Brief: Reproduce the entire listing word for word.
═════ Recorded data
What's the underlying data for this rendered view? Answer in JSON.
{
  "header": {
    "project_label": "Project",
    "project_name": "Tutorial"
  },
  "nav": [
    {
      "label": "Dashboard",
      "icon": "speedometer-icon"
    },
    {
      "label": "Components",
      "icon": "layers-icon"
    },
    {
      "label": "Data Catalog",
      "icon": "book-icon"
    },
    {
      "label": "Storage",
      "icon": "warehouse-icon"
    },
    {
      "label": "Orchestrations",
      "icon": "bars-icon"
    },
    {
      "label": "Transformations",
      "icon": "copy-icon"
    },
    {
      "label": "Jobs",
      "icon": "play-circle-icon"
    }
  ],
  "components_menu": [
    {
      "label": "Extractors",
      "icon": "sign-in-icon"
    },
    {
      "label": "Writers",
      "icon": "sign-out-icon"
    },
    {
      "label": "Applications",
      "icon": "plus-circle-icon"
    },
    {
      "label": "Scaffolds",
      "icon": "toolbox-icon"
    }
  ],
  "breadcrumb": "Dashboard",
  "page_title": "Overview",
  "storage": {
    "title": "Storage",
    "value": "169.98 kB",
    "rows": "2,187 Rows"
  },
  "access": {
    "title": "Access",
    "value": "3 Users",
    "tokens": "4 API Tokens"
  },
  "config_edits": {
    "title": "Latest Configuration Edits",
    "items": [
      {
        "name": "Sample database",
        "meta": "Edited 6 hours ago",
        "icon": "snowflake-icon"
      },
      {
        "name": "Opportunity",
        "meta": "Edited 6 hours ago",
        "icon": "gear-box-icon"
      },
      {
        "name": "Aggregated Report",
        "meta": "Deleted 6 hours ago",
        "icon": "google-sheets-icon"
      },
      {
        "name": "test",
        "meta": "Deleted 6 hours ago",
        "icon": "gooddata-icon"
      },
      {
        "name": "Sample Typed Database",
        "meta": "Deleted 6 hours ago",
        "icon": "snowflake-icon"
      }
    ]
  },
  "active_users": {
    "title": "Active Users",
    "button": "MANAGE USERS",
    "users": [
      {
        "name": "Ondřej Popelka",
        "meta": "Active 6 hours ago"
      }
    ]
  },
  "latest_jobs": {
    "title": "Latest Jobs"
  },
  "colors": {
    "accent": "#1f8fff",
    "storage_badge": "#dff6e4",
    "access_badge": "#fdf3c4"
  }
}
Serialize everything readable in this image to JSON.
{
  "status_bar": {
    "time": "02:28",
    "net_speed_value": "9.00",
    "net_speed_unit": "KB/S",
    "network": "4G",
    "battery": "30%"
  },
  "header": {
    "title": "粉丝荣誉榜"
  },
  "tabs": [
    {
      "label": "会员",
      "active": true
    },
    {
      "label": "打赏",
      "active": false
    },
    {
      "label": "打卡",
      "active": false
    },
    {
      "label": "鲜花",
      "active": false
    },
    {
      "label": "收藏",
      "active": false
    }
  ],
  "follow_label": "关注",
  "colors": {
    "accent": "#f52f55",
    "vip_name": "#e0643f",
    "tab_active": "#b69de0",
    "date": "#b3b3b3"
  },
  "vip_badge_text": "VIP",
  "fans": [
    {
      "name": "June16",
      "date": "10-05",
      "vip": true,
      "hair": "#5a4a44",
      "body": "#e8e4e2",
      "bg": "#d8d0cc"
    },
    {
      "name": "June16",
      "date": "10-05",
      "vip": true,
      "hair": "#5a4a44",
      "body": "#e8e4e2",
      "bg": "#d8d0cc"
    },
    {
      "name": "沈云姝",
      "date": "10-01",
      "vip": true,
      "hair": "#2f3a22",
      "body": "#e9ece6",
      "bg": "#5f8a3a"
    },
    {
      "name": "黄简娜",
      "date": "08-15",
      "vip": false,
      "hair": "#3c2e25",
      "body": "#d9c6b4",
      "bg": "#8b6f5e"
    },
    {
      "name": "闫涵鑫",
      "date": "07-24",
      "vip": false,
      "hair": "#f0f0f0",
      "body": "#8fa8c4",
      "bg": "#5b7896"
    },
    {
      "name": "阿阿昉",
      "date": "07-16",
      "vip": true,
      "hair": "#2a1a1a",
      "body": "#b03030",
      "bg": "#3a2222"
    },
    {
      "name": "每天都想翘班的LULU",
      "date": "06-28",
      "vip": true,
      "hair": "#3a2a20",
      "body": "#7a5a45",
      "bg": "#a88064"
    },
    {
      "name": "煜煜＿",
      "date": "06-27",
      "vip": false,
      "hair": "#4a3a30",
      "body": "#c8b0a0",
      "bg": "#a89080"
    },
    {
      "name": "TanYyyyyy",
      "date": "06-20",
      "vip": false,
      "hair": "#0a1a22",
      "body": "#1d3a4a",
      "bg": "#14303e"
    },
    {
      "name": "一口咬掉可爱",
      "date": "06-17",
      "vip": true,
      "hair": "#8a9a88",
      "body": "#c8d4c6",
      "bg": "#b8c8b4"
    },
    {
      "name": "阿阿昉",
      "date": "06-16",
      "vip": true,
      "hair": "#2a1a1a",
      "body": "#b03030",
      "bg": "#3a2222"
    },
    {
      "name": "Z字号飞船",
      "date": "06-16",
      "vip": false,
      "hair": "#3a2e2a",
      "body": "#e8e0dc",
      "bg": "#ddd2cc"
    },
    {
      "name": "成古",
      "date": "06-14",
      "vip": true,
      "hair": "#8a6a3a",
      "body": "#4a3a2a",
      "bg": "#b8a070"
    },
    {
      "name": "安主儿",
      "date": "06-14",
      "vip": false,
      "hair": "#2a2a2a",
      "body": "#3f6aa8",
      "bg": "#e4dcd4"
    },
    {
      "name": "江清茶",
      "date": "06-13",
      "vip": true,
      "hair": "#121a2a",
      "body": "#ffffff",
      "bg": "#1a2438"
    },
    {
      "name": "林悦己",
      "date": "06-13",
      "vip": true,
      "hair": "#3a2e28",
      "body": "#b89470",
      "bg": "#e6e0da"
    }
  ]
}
══════════
Exercise result:
What's the underlying data for this rendered view? Answer in JSON.
{
  "header": {
    "project_label": "Project",
    "project_name": "Tutorial"
  },
  "nav": [
    {
      "label": "Dashboard",
      "icon": "speedometer-icon"
    },
    {
      "label": "Components",
      "icon": "layers-icon"
    },
    {
      "label": "Data Catalog",
      "icon": "book-icon"
    },
    {
      "label": "Storage",
      "icon": "warehouse-icon"
    },
    {
      "label": "Orchestrations",
      "icon": "bars-icon"
    },
    {
      "label": "Transformations",
      "icon": "copy-icon"
    },
    {
      "label": "Jobs",
      "icon": "play-circle-icon"
    }
  ],
  "components_menu": [
    {
      "label": "Extractors",
      "icon": "sign-in-icon"
    },
    {
      "label": "Writers",
      "icon": "sign-out-icon"
    },
    {
      "label": "Applications",
      "icon": "plus-circle-icon"
    },
    {
      "label": "Scaffolds",
      "icon": "toolbox-icon"
    }
  ],
  "breadcrumb": "Dashboard",
  "page_title": "Overview",
  "storage": {
    "title": "Storage",
    "value": "169.98 kB",
    "rows": "2,187 Rows"
  },
  "access": {
    "title": "Access",
    "value": "3 Users",
    "tokens": "4 API Tokens"
  },
  "config_edits": {
    "title": "Latest Configuration Edits",
    "items": [
      {
        "name": "Sample database",
        "meta": "Edited 6 hours ago",
        "icon": "snowflake-icon"
      },
      {
        "name": "Opportunity",
        "meta": "Edited 6 hours ago",
        "icon": "gear-box-icon"
      },
      {
        "name": "Aggregated Report",
        "meta": "Deleted 6 hours ago",
        "icon": "google-sheets-icon"
      },
      {
        "name": "test",
        "meta": "Deleted 6 hours ago",
        "icon": "gooddata-icon"
      },
      {
        "name": "Sample Typed Database",
        "meta": "Deleted 6 hours ago",
        "icon": "snowflake-icon"
      }
    ]
  },
  "active_users": {
    "title": "Active Users",
    "button": "MANAGE USERS",
    "users": [
      {
        "name": "Ondřej Popelka",
        "meta": "Active 6 hours ago"
      }
    ]
  },
  "latest_jobs": {
    "title": "Latest Jobs"
  },
  "colors": {
    "accent": "#1f8fff",
    "storage_badge": "#dff6e4",
    "access_badge": "#fdf3c4"
  }
}
Serialize everything readable in this image to JSON.
{
  "status_bar": {
    "time": "02:28",
    "net_speed_value": "9.00",
    "net_speed_unit": "KB/S",
    "network": "4G",
    "battery": "30%"
  },
  "header": {
    "title": "粉丝荣誉榜"
  },
  "tabs": [
    {
      "label": "会员",
      "active": true
    },
    {
      "label": "打赏",
      "active": false
    },
    {
      "label": "打卡",
      "active": false
    },
    {
      "label": "鲜花",
      "active": false
    },
    {
      "label": "收藏",
      "active": false
    }
  ],
  "follow_label": "关注",
  "colors": {
    "accent": "#f52f55",
    "vip_name": "#e0643f",
    "tab_active": "#b69de0",
    "date": "#b3b3b3"
  },
  "vip_badge_text": "VIP",
  "fans": [
    {
      "name": "June16",
      "date": "10-05",
      "vip": true,
      "hair": "#5a4a44",
      "body": "#e8e4e2",
      "bg": "#d8d0cc"
    },
    {
      "name": "June16",
      "date": "10-05",
      "vip": true,
      "hair": "#5a4a44",
      "body": "#e8e4e2",
      "bg": "#d8d0cc"
    },
    {
      "name": "沈云姝",
      "date": "10-01",
      "vip": true,
      "hair": "#2f3a22",
      "body": "#e9ece6",
      "bg": "#5f8a3a"
    },
    {
      "name": "黄简娜",
      "date": "08-15",
      "vip": false,
      "hair": "#3c2e25",
      "body": "#d9c6b4",
      "bg": "#8b6f5e"
    },
    {
      "name": "闫涵鑫",
      "date": "07-24",
      "vip": false,
      "hair": "#f0f0f0",
      "body": "#8fa8c4",
      "bg": "#5b7896"
    },
    {
      "name": "阿阿昉",
      "date": "07-16",
      "vip": true,
      "hair": "#2a1a1a",
      "body": "#b03030",
      "bg": "#3a2222"
    },
    {
      "name": "每天都想翘班的LULU",
      "date": "06-28",
      "vip": true,
      "hair": "#3a2a20",
      "body": "#7a5a45",
      "bg": "#a88064"
    },
    {
      "name": "煜煜＿",
      "date": "06-27",
      "vip": false,
      "hair": "#4a3a30",
      "body": "#c8b0a0",
      "bg": "#a89080"
    },
    {
      "name": "TanYyyyyy",
      "date": "06-20",
      "vip": false,
      "hair": "#0a1a22",
      "body": "#1d3a4a",
      "bg": "#14303e"
    },
    {
      "name": "一口咬掉可爱",
      "date": "06-17",
      "vip": true,
      "hair": "#8a9a88",
      "body": "#c8d4c6",
      "bg": "#b8c8b4"
    },
    {
      "name": "阿阿昉",
      "date": "06-16",
      "vip": true,
      "hair": "#2a1a1a",
      "body": "#b03030",
      "bg": "#3a2222"
    },
    {
      "name": "Z字号飞船",
      "date": "06-16",
      "vip": false,
      "hair": "#3a2e2a",
      "body": "#e8e0dc",
      "bg": "#ddd2cc"
    },
    {
      "name": "成古",
      "date": "06-14",
      "vip": true,
      "hair": "#8a6a3a",
      "body": "#4a3a2a",
      "bg": "#b8a070"
    },
    {
      "name": "安主儿",
      "date": "06-14",
      "vip": false,
      "hair": "#2a2a2a",
      "body": "#3f6aa8",
      "bg": "#e4dcd4"
    },
    {
      "name": "江清茶",
      "date": "06-13",
      "vip": true,
      "hair": "#121a2a",
      "body": "#ffffff",
      "bg": "#1a2438"
    },
    {
      "name": "林悦己",
      "date": "06-13",
      "vip": true,
      "hair": "#3a2e28",
      "body": "#b89470",
      "bg": "#e6e0da"
    }
  ]
}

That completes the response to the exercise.